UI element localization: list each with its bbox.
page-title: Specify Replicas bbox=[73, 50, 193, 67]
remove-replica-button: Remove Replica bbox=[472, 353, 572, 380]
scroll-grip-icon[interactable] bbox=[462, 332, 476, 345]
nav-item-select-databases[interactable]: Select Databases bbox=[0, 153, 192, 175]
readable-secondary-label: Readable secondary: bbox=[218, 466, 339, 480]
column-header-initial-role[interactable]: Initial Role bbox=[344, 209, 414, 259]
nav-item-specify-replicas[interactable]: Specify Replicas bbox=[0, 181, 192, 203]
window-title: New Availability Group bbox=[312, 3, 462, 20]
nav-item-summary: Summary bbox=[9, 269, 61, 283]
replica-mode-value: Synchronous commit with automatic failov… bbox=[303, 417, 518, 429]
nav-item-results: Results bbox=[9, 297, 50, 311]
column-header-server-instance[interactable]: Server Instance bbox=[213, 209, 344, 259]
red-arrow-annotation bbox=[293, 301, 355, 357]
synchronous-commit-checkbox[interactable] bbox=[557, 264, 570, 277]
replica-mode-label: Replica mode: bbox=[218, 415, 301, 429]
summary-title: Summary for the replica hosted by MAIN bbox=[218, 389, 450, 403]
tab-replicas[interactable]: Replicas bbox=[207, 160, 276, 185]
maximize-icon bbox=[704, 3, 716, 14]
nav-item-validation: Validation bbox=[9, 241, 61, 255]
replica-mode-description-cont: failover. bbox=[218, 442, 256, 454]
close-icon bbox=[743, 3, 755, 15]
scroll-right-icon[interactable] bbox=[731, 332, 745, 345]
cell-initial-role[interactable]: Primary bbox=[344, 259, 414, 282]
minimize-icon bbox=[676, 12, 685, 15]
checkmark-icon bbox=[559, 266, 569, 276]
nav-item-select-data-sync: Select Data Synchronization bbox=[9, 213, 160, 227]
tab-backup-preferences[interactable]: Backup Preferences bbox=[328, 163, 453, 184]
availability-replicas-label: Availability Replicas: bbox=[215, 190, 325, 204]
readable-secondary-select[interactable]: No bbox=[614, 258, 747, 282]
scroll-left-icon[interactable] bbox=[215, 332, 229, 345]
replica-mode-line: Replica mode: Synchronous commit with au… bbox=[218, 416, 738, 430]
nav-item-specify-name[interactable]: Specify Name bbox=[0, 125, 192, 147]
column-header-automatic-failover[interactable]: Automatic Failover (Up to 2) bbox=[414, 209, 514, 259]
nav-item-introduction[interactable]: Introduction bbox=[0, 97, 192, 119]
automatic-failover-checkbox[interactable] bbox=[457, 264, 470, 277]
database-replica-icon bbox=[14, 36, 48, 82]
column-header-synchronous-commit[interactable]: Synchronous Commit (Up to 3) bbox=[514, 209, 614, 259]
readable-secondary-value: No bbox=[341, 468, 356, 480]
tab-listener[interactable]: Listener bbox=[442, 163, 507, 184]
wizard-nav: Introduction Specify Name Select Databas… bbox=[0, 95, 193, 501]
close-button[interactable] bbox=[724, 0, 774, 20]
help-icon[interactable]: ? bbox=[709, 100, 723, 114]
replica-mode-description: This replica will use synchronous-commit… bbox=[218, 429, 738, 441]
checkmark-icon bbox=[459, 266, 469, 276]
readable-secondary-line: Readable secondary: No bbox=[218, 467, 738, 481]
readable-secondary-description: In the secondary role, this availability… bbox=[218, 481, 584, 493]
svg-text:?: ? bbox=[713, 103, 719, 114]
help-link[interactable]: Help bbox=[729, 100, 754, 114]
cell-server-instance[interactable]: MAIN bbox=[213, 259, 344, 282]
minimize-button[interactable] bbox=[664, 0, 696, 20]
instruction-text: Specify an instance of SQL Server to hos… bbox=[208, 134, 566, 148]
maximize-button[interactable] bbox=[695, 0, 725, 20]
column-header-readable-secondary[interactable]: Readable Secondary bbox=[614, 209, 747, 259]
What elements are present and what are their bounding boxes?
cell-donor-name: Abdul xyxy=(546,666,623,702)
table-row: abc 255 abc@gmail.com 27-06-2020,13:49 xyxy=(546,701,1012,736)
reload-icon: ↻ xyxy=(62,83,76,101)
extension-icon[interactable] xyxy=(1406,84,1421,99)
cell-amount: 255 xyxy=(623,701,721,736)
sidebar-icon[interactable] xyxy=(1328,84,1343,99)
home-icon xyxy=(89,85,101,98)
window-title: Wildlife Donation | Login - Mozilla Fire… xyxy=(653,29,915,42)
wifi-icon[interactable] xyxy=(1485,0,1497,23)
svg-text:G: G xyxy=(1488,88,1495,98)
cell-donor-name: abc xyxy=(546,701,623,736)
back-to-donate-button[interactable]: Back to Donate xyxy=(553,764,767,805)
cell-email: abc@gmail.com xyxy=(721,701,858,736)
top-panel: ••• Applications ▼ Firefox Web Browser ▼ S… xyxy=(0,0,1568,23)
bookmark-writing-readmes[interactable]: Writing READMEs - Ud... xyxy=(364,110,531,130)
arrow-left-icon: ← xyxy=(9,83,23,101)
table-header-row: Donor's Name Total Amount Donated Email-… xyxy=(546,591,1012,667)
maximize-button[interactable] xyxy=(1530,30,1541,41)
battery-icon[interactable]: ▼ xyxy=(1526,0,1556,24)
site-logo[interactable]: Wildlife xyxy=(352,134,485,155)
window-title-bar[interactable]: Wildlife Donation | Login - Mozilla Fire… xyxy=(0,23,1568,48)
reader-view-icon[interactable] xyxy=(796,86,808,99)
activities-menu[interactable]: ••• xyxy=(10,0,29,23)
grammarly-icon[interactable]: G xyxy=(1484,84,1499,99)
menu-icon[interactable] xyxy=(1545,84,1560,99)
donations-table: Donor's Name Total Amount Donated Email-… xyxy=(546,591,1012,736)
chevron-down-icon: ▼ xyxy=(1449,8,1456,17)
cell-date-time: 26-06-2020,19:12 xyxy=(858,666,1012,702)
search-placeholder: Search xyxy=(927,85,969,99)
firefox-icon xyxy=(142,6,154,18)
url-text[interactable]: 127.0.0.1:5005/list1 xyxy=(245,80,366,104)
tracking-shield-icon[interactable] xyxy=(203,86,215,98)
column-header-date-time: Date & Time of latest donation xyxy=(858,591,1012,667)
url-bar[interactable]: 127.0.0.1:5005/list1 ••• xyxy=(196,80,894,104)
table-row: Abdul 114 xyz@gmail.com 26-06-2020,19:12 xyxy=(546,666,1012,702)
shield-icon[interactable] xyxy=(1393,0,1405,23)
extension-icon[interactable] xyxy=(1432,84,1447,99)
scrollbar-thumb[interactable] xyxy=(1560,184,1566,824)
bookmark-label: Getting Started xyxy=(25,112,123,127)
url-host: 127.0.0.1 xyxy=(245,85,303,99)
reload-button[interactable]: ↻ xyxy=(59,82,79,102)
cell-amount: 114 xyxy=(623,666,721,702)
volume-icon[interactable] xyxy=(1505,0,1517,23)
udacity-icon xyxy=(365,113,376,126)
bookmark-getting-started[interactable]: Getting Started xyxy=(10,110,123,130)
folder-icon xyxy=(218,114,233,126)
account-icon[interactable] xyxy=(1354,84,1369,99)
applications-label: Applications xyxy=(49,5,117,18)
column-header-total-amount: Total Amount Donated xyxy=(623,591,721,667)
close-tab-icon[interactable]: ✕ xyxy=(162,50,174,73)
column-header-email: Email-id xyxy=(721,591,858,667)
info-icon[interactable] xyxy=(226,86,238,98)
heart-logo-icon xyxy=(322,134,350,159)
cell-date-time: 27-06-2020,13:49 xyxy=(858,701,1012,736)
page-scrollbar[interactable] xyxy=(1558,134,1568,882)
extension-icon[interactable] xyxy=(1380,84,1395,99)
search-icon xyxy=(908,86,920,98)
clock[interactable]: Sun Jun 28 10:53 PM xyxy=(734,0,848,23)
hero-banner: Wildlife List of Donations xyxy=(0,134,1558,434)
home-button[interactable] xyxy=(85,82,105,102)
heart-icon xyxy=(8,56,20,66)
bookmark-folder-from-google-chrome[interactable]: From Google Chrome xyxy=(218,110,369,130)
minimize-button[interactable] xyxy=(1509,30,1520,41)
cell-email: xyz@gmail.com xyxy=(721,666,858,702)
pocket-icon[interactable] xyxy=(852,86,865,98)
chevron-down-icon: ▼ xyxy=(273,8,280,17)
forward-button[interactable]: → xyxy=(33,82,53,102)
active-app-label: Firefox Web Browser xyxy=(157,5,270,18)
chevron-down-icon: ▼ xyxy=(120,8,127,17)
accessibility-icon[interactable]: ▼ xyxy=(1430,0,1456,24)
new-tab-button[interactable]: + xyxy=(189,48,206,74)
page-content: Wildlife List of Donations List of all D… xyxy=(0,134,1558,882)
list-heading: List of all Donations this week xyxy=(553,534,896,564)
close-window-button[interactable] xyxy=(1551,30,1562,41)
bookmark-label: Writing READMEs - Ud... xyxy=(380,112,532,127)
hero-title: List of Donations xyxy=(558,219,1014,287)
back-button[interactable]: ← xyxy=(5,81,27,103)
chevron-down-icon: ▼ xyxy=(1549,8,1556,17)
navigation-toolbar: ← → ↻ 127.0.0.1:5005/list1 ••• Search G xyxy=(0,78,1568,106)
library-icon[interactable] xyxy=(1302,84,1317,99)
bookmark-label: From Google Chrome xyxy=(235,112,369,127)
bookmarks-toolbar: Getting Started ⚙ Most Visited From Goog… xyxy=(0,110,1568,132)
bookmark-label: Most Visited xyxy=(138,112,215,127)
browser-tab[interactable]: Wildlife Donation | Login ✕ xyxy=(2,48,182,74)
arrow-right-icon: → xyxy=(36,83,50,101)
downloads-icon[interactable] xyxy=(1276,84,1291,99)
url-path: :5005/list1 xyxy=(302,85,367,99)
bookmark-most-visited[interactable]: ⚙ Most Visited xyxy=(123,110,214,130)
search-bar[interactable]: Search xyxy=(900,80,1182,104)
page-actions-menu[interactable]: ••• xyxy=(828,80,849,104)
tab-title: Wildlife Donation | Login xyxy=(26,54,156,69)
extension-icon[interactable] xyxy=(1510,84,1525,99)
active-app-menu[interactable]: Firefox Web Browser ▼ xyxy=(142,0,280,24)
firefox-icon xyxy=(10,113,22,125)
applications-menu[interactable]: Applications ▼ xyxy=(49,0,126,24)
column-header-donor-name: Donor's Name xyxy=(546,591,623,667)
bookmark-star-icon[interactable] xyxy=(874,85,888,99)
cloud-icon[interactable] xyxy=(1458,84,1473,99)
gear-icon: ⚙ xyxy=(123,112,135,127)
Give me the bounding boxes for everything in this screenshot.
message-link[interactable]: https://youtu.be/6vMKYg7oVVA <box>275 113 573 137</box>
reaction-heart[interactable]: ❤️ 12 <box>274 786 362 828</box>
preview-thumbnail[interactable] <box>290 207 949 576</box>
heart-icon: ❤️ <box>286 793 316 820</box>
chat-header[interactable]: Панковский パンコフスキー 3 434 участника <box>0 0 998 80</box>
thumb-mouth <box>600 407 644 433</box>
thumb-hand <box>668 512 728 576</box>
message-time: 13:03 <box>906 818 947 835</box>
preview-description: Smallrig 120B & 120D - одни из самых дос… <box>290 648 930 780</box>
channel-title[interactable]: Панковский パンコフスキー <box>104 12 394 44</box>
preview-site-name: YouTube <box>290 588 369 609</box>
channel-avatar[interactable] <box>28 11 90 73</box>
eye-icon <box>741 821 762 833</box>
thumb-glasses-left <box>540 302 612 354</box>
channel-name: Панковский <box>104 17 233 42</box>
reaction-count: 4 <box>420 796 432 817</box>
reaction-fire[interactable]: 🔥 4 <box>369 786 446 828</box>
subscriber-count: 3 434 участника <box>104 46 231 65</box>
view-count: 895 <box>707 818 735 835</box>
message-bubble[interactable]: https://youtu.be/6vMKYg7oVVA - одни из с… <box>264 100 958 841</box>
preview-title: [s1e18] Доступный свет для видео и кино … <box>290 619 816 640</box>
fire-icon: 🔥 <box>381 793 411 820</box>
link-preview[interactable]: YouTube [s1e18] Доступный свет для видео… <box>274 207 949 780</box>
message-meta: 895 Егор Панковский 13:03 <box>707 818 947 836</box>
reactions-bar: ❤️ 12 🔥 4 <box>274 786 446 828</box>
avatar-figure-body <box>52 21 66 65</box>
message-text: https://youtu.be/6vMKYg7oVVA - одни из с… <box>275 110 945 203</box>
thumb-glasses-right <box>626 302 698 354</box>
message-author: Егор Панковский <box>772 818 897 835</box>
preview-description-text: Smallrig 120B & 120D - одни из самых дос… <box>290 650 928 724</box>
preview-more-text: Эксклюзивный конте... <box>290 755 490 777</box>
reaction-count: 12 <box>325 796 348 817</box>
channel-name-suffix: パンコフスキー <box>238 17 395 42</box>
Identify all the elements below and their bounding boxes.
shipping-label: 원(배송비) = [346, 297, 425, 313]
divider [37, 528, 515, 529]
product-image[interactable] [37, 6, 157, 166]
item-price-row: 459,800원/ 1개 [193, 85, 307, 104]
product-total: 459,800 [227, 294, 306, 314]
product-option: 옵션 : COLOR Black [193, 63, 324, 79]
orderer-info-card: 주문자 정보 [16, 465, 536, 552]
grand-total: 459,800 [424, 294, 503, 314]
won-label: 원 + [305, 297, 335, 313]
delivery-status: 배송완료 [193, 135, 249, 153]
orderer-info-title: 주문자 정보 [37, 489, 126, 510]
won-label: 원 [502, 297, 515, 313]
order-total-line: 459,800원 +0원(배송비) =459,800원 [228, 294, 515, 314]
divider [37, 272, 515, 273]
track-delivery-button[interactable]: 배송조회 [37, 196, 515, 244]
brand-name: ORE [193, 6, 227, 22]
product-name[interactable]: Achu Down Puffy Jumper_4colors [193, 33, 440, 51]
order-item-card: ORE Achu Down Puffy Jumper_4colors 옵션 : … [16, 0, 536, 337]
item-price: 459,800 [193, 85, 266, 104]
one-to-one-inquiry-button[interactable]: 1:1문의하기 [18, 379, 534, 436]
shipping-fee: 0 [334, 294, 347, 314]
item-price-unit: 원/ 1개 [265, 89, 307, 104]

──────────

Task statement: Put the listing, from its first line through the line containing "nav-item-results: Results bbox=[9, 297, 50, 311]", into a Markdown table with the columns Row and Entry. Leave out blank lines.

Completed task:
| Row | Entry |
|---|---|
| 1 | UI element localization: list each with its bbox. |
| 2 | page-title: Specify Replicas bbox=[73, 50, 193, 67] |
| 3 | remove-replica-button: Remove Replica bbox=[472, 353, 572, 380] |
| 4 | scroll-grip-icon[interactable] bbox=[462, 332, 476, 345] |
| 5 | nav-item-select-databases[interactable]: Select Databases bbox=[0, 153, 192, 175] |
| 6 | readable-secondary-label: Readable secondary: bbox=[218, 466, 339, 480] |
| 7 | column-header-initial-role[interactable]: Initial Role bbox=[344, 209, 414, 259] |
| 8 | nav-item-specify-replicas[interactable]: Specify Replicas bbox=[0, 181, 192, 203] |
| 9 | window-title: New Availability Group bbox=[312, 3, 462, 20] |
| 10 | nav-item-summary: Summary bbox=[9, 269, 61, 283] |
| 11 | replica-mode-value: Synchronous commit with automatic failov… bbox=[303, 417, 518, 429] |
| 12 | nav-item-results: Results bbox=[9, 297, 50, 311] |